#### Task to carry out
Please render every line of the entries below as a JSON list of strings, one string per line, leaving out any blank lines.

Labeled region entries:
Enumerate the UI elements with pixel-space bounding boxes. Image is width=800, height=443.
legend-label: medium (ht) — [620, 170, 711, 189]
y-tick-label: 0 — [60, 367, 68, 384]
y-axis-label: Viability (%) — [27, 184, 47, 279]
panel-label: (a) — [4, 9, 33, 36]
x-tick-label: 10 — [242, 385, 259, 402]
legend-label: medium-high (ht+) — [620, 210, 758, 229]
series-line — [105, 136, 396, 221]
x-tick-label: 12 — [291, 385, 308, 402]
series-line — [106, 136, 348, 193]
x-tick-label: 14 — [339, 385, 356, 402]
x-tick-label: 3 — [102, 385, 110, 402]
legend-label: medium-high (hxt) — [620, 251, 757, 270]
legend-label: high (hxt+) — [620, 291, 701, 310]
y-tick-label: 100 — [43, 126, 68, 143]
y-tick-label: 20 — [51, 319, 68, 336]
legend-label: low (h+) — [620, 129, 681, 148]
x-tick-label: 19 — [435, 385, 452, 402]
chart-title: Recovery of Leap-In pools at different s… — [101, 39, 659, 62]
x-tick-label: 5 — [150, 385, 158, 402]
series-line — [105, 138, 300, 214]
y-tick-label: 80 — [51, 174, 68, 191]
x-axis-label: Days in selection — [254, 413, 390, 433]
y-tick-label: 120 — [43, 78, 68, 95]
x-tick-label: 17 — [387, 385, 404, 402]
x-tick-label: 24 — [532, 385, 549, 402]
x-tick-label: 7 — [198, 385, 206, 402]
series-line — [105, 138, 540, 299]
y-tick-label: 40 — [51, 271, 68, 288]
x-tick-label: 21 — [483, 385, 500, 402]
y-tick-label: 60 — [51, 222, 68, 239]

#### Output
[
  "Enumerate the UI elements with pixel-space bounding boxes. Image is width=800, height=443.",
  "legend-label: medium (ht) — [620, 170, 711, 189]",
  "y-tick-label: 0 — [60, 367, 68, 384]",
  "y-axis-label: Viability (%) — [27, 184, 47, 279]",
  "panel-label: (a) — [4, 9, 33, 36]",
  "x-tick-label: 10 — [242, 385, 259, 402]",
  "legend-label: medium-high (ht+) — [620, 210, 758, 229]",
  "series-line — [105, 136, 396, 221]",
  "x-tick-label: 12 — [291, 385, 308, 402]",
  "series-line — [106, 136, 348, 193]",
  "x-tick-label: 14 — [339, 385, 356, 402]",
  "x-tick-label: 3 — [102, 385, 110, 402]",
  "legend-label: medium-high (hxt) — [620, 251, 757, 270]",
  "legend-label: high (hxt+) — [620, 291, 701, 310]",
  "y-tick-label: 100 — [43, 126, 68, 143]",
  "y-tick-label: 20 — [51, 319, 68, 336]",
  "legend-label: low (h+) — [620, 129, 681, 148]",
  "x-tick-label: 19 — [435, 385, 452, 402]",
  "chart-title: Recovery of Leap-In pools at different s… — [101, 39, 659, 62]",
  "x-tick-label: 5 — [150, 385, 158, 402]",
  "series-line — [105, 138, 300, 214]",
  "y-tick-label: 80 — [51, 174, 68, 191]",
  "x-axis-label: Days in selection — [254, 413, 390, 433]",
  "y-tick-label: 120 — [43, 78, 68, 95]",
  "x-tick-label: 17 — [387, 385, 404, 402]",
  "x-tick-label: 24 — [532, 385, 549, 402]",
  "x-tick-label: 7 — [198, 385, 206, 402]",
  "series-line — [105, 138, 540, 299]",
  "y-tick-label: 40 — [51, 271, 68, 288]",
  "x-tick-label: 21 — [483, 385, 500, 402]",
  "y-tick-label: 60 — [51, 222, 68, 239]"
]